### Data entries
= = = = =
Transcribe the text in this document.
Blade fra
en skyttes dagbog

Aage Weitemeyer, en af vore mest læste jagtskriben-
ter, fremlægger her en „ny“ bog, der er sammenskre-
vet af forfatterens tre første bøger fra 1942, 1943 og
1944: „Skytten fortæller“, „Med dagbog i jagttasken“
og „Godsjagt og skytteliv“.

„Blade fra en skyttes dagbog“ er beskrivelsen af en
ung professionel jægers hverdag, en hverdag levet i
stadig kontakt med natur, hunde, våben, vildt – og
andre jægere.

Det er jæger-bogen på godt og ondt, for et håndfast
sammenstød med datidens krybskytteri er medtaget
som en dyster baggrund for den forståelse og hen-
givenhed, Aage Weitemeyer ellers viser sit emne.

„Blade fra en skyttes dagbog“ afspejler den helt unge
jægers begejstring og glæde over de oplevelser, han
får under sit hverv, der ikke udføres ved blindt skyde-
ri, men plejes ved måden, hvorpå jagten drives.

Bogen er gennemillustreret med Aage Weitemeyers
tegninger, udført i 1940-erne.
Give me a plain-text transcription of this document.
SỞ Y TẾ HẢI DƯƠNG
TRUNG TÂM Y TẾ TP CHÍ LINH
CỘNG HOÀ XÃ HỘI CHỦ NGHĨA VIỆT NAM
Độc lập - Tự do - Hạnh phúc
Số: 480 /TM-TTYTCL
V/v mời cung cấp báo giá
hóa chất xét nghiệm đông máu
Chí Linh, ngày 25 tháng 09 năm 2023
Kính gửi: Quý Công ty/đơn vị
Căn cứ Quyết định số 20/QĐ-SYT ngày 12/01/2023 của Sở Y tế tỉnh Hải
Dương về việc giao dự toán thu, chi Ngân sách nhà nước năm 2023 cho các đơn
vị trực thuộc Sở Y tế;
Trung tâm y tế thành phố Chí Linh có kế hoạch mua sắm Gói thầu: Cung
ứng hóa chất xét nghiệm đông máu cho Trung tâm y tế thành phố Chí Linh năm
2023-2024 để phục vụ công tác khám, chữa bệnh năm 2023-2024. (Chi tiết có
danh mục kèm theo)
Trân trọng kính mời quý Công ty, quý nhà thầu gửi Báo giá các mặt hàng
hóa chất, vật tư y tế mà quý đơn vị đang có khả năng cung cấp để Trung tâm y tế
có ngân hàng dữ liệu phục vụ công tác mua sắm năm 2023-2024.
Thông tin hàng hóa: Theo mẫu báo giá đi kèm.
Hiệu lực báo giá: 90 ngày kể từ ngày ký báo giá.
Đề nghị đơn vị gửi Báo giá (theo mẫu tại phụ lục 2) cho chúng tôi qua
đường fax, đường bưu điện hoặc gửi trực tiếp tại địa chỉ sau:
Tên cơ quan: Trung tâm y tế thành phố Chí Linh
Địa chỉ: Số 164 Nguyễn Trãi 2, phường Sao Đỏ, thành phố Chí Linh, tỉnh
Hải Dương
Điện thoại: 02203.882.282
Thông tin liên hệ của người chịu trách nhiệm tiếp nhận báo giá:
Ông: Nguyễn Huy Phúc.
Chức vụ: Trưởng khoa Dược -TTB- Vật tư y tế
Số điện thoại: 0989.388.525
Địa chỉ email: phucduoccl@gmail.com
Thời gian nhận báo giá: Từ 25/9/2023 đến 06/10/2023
= = = = =
### SHORT TASK
Take every line from the data above that holds "Nguyễn" and copy it out.

### EXERCISE SOLUTION
Địa chỉ: Số 164 Nguyễn Trãi 2, phường Sao Đỏ, thành phố Chí Linh, tỉnh
Ông: Nguyễn Huy Phúc.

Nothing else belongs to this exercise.